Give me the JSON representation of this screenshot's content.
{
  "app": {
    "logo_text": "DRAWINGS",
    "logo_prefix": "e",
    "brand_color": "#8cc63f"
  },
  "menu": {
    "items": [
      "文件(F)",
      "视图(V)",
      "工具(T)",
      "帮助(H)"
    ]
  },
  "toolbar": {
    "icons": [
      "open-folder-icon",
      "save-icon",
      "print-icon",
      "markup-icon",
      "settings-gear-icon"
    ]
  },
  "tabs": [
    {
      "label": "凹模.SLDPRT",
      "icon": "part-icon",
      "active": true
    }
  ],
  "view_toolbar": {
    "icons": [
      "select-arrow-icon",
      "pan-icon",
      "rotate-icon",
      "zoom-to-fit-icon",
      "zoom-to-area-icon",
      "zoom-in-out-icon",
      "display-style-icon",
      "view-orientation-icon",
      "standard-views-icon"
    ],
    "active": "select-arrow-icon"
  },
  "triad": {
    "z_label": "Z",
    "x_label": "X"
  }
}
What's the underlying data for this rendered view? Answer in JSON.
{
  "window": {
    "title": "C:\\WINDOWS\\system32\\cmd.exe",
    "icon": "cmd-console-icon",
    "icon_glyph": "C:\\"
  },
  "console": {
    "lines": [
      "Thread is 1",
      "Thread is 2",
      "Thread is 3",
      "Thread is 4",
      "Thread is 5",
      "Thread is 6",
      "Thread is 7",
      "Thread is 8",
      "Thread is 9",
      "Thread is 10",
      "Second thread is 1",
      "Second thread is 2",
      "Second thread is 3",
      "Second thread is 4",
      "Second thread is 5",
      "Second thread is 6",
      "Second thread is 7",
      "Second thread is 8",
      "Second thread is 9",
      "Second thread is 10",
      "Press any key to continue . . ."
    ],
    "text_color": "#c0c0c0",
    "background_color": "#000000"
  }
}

○ ○ ○

THE REQUEST —
Gather every line from the entries above where the word "JSON" appears, and copy them.

SOLUTION BELOW —
Give me the JSON representation of this screenshot's content.
What's the underlying data for this rendered view? Answer in JSON.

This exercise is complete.